AIM:
Below are the records; locate each line with the word "there" and copy it.

RECORDS FOR THE TASK:
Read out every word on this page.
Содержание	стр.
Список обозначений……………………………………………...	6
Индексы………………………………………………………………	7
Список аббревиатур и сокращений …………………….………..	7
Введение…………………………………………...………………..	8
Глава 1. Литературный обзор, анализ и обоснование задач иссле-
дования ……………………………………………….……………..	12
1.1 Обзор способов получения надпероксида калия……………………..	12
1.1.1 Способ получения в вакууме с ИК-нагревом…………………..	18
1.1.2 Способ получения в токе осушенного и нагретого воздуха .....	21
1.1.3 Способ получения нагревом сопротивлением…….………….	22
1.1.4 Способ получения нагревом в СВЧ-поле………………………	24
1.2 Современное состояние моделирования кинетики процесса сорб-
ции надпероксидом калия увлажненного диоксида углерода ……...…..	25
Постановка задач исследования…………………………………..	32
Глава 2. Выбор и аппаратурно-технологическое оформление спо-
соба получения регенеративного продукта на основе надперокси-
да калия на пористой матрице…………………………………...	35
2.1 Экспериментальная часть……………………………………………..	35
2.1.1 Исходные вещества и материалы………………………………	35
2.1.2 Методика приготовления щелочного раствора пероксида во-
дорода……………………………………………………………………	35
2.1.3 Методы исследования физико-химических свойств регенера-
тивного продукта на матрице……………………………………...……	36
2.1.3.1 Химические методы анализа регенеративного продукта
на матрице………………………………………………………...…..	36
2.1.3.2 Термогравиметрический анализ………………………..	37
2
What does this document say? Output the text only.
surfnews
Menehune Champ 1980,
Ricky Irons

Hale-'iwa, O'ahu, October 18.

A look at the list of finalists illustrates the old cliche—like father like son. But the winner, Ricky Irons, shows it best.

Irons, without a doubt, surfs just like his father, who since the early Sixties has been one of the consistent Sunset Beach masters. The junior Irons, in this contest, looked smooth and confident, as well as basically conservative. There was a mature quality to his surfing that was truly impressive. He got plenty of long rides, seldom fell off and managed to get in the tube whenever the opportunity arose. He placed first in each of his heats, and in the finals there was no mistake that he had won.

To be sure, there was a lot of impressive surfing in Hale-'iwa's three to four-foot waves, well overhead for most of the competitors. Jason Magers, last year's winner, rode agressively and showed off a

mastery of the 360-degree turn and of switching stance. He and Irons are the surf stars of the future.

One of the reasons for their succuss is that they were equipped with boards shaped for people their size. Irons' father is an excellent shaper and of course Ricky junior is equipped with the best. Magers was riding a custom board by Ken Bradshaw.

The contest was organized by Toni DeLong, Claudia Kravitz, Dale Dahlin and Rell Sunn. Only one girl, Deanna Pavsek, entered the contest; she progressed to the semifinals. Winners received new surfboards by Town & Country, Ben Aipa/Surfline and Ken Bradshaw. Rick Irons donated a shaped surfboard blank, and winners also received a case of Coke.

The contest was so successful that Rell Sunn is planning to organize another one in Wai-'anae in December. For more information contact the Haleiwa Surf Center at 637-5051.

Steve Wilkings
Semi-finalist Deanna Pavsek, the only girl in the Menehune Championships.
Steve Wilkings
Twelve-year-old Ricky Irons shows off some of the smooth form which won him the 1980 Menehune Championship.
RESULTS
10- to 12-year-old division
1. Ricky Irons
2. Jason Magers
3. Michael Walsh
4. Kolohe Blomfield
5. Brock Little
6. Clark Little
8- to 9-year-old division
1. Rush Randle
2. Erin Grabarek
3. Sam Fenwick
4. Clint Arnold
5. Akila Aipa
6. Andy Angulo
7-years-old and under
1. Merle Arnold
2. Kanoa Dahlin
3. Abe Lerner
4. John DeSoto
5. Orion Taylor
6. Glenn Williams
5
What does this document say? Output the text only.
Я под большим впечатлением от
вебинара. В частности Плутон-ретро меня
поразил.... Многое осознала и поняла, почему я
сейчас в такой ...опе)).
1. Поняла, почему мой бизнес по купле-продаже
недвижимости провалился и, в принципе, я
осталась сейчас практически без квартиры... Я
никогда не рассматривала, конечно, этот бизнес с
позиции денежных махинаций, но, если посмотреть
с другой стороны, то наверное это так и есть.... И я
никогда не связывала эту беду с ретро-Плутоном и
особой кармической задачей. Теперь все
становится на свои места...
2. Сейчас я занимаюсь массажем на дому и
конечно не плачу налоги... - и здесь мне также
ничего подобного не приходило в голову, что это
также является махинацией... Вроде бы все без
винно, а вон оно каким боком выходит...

CORRECT RESULT:
Irons, without a doubt, surfs just like his father, who since the early Sixties has been one of the consistent Sunset Beach masters. The junior Irons, in this contest, looked smooth and confident, as well as basically conservative. There was a mature quality to his surfing that was truly impressive. He got plenty of long rides, seldom fell off and managed to get in the tube whenever the opportunity arose. He placed first in each of his heats, and in the finals there was no mistake that he had won.
To be sure, there was a lot of impressive surfing in Hale-'iwa's three to four-foot waves, well overhead for most of the competitors. Jason Magers, last year's winner, rode agressively and showed off a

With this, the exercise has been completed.